■ **WHAT TO WORK ON**
Pull out every line of the listing below where "spotřebiče" appears.

■ **GIVEN ENTRIES**
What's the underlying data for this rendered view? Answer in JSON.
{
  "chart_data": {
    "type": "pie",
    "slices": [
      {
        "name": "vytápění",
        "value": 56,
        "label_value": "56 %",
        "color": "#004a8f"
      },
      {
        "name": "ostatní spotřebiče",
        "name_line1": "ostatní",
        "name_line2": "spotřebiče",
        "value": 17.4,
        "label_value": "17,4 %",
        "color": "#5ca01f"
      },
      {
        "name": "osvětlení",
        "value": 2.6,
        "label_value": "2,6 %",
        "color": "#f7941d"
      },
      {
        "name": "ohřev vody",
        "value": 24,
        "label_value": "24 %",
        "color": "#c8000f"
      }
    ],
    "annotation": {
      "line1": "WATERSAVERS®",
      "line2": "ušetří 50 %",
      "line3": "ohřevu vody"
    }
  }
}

---

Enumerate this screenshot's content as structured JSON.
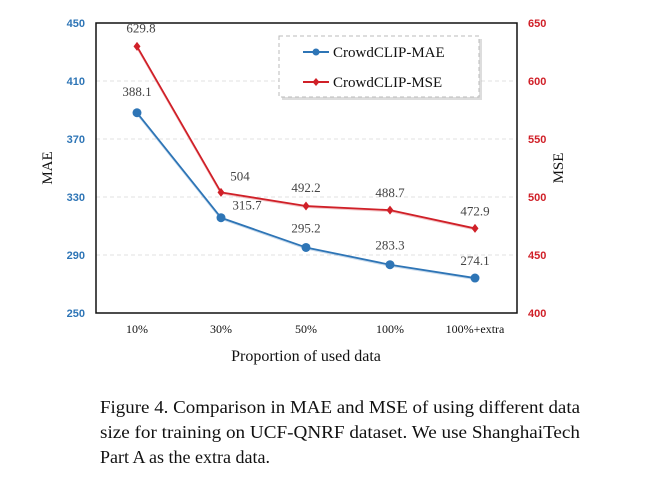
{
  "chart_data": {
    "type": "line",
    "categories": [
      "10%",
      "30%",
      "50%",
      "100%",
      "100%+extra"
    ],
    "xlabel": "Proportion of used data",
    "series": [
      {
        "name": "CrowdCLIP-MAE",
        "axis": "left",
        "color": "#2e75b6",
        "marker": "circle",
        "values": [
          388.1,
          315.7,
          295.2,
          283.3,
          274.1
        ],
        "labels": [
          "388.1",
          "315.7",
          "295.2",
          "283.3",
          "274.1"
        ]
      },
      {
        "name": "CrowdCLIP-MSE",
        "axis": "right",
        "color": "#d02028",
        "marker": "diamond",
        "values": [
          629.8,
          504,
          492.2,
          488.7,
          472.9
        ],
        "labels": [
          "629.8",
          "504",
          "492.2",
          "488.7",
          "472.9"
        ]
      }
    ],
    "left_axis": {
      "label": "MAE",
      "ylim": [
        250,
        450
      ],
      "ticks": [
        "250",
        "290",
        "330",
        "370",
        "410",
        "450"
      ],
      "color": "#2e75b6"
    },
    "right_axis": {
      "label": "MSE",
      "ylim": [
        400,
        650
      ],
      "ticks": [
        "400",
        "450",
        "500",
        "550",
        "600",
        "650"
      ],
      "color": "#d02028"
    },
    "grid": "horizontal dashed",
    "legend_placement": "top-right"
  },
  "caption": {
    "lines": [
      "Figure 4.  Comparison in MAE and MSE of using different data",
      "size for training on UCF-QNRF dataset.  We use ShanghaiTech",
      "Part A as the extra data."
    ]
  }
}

■ **TASK RESULT**
        "name": "ostatní spotřebiče",
        "name_line2": "spotřebiče",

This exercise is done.